What needs to be done -
Go through the records and extract every line with the word "Szociális".

▬▬▬▬▬▬▬▬▬▬

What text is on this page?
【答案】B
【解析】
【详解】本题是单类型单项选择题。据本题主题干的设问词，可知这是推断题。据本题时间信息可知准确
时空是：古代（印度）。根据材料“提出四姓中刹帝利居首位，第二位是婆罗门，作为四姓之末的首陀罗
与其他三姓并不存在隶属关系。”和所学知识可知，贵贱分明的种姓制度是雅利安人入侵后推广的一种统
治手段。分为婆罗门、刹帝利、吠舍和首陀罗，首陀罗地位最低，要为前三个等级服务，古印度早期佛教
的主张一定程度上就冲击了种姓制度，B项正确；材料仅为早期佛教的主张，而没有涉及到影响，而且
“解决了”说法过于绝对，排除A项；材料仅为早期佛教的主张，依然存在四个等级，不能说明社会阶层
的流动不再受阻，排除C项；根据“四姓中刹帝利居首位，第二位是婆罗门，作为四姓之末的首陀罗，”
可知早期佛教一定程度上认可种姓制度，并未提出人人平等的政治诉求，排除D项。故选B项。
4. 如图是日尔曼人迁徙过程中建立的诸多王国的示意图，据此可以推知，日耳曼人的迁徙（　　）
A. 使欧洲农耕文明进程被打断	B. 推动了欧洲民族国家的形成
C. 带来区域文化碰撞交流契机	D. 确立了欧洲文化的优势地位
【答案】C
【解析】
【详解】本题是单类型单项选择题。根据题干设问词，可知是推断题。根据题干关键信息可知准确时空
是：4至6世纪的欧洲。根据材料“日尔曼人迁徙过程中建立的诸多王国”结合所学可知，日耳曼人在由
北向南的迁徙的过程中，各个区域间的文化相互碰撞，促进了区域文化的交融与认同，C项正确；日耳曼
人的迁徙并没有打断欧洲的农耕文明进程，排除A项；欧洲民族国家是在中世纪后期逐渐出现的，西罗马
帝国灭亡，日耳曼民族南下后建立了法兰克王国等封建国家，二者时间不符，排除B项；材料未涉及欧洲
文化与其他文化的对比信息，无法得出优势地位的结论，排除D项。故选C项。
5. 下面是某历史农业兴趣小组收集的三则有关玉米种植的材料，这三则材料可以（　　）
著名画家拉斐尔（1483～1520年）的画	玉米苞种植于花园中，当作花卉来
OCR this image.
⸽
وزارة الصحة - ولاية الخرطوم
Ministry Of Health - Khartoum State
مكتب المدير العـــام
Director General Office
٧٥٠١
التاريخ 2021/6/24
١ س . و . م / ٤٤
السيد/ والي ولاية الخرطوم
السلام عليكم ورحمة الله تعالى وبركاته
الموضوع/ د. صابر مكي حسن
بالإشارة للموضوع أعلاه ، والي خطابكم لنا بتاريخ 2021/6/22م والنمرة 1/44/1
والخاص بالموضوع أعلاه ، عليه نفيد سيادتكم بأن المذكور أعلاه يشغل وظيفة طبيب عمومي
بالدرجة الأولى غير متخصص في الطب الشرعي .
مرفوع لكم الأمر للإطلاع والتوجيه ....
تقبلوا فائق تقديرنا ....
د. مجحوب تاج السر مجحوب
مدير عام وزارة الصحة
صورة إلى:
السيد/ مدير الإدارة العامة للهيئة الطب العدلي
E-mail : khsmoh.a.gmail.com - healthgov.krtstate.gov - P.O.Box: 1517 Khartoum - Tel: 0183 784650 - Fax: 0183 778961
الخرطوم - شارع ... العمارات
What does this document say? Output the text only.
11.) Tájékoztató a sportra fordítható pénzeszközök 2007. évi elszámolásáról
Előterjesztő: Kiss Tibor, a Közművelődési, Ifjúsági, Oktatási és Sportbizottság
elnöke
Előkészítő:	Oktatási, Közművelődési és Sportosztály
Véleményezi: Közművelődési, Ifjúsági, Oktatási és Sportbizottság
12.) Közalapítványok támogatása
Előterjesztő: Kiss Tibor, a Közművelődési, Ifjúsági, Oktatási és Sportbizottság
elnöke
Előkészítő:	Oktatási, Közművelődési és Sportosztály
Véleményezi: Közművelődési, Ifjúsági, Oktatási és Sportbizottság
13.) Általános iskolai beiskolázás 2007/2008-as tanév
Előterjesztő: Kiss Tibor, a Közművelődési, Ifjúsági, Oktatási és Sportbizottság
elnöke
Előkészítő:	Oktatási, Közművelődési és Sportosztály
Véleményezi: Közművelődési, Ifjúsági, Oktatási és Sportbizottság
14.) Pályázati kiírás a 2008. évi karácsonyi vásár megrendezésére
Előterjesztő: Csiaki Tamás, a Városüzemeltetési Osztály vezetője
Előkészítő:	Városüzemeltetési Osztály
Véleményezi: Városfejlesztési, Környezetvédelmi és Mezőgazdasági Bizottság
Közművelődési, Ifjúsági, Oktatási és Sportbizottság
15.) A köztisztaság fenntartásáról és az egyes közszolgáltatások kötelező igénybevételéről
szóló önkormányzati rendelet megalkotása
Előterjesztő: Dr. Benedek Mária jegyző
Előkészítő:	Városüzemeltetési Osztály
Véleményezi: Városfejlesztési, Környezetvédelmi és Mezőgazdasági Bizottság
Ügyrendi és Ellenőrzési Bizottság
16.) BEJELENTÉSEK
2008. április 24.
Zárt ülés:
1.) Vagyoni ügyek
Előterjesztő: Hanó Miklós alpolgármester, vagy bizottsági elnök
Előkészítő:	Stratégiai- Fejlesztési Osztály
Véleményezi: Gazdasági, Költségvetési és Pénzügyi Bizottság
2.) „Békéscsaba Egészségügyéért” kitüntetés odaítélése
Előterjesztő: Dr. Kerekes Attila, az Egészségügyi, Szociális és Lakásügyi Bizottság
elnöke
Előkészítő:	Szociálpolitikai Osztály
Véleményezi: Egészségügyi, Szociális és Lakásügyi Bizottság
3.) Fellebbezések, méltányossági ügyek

▬▬▬▬▬▬▬▬▬▬

Full response -
Előterjesztő: Dr. Kerekes Attila, az Egészségügyi, Szociális és Lakásügyi Bizottság
Véleményezi: Egészségügyi, Szociális és Lakásügyi Bizottság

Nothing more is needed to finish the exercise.